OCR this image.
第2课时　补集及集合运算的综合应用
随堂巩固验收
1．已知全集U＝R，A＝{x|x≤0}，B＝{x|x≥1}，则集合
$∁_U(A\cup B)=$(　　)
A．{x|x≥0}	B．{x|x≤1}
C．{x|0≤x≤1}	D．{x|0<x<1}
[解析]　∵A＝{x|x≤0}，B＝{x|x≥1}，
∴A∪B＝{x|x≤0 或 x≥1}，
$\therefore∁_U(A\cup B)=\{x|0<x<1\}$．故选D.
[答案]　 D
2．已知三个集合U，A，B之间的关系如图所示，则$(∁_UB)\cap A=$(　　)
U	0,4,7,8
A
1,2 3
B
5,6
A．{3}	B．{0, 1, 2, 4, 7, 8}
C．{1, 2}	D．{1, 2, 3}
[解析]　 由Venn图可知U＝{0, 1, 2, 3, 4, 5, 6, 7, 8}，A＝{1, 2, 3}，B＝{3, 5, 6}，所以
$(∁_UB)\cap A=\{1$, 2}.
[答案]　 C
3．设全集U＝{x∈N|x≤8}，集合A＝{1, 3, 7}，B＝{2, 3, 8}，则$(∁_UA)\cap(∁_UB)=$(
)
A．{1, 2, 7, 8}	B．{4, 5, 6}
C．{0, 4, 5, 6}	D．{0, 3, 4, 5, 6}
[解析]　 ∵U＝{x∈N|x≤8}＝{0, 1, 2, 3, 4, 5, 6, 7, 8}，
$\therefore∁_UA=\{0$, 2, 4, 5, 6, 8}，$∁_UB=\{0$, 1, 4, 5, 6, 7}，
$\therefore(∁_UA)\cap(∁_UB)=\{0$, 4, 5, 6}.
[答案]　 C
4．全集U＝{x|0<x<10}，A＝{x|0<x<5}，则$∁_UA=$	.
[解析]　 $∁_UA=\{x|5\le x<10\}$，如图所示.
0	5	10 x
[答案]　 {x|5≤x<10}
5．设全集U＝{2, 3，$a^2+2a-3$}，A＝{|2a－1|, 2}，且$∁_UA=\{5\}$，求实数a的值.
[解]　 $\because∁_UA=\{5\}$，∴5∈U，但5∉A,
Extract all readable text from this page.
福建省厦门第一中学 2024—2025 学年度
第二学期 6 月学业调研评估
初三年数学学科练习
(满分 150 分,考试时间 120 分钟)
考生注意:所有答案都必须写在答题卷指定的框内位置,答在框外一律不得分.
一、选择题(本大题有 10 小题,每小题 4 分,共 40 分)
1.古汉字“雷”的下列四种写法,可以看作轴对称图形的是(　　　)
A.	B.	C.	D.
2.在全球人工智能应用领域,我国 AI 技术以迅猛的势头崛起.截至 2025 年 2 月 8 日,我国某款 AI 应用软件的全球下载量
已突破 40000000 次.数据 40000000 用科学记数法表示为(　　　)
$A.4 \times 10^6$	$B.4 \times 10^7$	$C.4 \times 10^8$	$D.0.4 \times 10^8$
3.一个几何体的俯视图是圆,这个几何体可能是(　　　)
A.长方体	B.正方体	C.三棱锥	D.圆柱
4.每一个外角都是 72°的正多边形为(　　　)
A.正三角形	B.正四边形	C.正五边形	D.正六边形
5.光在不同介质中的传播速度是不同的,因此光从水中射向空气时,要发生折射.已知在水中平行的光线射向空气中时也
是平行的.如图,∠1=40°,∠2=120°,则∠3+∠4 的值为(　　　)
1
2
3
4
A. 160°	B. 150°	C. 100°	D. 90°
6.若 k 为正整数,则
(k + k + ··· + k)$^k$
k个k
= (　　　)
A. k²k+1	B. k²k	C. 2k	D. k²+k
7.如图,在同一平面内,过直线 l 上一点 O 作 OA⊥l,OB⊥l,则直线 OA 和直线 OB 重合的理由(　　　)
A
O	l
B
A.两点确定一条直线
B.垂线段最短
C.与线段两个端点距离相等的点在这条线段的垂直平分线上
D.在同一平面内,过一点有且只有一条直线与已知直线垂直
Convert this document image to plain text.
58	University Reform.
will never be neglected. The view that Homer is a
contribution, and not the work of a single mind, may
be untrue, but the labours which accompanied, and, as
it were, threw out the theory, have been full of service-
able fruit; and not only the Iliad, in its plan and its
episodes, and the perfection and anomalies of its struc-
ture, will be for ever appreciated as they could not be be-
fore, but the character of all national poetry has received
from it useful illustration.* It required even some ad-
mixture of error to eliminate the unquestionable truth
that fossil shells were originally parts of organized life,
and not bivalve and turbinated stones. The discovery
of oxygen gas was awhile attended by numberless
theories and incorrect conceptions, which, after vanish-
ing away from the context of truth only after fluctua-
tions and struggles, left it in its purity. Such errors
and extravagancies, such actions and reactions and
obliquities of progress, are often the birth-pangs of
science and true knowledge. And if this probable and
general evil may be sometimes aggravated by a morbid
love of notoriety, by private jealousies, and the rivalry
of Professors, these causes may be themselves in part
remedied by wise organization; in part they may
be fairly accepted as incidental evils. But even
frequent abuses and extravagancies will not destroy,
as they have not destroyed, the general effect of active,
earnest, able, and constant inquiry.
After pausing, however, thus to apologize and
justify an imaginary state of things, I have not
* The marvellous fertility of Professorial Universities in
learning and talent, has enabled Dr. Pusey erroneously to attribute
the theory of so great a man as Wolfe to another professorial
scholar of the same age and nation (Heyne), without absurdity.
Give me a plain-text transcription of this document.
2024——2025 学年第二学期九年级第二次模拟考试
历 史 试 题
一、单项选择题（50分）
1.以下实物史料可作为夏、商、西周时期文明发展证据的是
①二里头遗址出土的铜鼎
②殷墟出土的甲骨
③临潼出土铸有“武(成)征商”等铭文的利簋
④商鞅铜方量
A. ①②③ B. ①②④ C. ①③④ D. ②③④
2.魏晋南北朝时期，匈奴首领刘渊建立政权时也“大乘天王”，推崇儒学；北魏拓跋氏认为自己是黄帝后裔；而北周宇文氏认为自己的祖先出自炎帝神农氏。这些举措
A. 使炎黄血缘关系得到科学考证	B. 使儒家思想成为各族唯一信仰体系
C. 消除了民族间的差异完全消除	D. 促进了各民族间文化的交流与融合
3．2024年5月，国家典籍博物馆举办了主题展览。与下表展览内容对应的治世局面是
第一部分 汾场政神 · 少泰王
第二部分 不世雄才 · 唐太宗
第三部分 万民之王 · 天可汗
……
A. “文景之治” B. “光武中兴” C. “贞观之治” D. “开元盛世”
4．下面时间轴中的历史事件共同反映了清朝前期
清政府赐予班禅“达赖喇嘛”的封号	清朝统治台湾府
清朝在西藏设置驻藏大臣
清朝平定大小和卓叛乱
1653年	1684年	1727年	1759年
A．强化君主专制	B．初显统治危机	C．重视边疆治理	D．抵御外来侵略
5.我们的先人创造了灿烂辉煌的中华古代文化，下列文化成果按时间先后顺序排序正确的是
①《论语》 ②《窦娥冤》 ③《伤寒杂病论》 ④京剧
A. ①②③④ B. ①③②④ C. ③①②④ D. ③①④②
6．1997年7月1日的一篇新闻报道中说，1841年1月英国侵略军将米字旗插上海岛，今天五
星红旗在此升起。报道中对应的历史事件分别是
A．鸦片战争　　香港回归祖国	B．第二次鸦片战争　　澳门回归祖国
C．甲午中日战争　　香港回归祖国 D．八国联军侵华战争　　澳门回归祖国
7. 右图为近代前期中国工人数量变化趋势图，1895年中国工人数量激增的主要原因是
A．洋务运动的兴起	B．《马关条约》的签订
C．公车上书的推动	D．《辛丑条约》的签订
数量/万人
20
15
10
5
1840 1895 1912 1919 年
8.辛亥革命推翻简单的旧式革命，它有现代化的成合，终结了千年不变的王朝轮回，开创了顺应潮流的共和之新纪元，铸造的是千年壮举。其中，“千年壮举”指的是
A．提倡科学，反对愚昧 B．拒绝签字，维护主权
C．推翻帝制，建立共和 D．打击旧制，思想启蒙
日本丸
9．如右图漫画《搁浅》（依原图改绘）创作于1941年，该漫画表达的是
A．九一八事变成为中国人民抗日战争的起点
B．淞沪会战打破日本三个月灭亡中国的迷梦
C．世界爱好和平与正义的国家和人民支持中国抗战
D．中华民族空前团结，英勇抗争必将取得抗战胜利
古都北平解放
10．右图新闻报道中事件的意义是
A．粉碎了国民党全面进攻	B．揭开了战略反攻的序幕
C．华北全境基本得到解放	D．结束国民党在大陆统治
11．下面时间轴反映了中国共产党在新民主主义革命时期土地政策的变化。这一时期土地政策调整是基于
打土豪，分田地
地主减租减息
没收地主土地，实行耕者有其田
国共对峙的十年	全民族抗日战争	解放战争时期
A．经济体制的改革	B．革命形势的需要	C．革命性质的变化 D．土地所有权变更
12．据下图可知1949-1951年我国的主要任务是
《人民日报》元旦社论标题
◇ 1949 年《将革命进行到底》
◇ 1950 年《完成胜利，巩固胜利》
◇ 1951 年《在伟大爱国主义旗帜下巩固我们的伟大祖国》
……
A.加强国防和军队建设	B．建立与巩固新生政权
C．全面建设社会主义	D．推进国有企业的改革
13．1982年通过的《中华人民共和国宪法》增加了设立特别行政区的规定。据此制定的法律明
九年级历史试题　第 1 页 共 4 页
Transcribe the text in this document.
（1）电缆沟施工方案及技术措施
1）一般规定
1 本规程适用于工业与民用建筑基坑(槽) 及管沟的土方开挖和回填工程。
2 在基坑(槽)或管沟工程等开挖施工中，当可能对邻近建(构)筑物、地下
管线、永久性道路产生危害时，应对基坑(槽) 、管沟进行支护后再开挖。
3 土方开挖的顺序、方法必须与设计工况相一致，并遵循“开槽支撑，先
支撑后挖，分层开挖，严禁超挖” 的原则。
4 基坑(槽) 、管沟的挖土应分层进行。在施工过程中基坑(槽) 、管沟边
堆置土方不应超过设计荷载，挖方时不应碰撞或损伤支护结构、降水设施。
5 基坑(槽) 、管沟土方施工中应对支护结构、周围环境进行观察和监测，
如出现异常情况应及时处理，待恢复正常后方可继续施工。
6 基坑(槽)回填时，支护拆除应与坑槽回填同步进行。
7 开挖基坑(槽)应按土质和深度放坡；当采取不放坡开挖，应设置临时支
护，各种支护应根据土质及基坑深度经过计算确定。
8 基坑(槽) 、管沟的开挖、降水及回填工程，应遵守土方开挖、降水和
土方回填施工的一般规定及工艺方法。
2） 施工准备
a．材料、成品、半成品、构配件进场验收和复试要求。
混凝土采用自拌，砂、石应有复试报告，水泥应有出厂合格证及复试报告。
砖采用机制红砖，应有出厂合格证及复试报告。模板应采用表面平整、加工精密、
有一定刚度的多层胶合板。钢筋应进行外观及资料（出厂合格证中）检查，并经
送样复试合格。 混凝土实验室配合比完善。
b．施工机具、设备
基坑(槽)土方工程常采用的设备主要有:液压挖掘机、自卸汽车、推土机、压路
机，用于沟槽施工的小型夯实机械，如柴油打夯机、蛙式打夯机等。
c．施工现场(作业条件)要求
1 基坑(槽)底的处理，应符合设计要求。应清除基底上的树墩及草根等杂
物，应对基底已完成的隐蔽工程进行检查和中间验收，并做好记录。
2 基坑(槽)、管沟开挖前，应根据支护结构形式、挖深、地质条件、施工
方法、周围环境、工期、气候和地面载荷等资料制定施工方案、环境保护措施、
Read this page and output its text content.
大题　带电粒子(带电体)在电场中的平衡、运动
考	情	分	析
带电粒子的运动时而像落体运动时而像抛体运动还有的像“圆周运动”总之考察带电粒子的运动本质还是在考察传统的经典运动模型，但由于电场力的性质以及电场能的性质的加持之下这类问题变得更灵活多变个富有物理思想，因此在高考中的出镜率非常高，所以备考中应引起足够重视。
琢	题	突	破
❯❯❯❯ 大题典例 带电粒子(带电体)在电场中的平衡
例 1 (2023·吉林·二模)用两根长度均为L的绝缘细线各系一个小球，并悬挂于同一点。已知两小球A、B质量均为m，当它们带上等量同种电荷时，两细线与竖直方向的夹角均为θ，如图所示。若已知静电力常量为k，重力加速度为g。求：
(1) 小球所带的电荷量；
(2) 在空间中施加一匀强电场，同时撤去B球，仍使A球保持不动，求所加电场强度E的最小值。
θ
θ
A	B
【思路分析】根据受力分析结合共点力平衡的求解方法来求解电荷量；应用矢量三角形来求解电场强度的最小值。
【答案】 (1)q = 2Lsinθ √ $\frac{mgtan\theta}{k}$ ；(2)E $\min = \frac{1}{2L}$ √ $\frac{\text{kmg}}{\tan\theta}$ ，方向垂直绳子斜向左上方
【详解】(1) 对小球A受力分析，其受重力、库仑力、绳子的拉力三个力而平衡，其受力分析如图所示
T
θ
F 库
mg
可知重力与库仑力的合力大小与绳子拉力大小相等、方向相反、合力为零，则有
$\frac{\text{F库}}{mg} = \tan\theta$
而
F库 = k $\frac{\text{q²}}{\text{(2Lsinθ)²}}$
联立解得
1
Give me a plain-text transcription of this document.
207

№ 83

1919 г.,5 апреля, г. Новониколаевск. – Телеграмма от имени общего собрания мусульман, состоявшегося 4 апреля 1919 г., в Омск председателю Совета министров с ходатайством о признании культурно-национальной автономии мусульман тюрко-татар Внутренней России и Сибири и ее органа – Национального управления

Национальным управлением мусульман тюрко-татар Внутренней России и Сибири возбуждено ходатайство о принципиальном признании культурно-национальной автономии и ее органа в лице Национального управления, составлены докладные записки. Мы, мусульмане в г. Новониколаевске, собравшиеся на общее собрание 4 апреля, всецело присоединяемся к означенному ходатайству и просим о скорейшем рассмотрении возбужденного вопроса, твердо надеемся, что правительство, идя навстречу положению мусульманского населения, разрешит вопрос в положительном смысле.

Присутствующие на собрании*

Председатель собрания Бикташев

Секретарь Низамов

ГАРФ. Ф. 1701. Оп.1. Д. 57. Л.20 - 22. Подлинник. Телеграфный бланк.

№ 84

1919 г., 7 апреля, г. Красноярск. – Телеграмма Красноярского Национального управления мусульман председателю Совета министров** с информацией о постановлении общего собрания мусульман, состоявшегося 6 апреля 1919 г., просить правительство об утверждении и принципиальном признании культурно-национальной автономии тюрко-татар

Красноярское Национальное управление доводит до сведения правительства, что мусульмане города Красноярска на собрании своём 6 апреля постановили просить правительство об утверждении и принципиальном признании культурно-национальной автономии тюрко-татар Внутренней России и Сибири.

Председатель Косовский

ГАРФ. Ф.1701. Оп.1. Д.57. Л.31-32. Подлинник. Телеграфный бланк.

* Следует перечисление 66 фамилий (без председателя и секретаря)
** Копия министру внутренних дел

----

- _Exercise description_
Search the lines for the word "состоявшегося" and report how many contain it, by number only.

- _Solution to this task_
2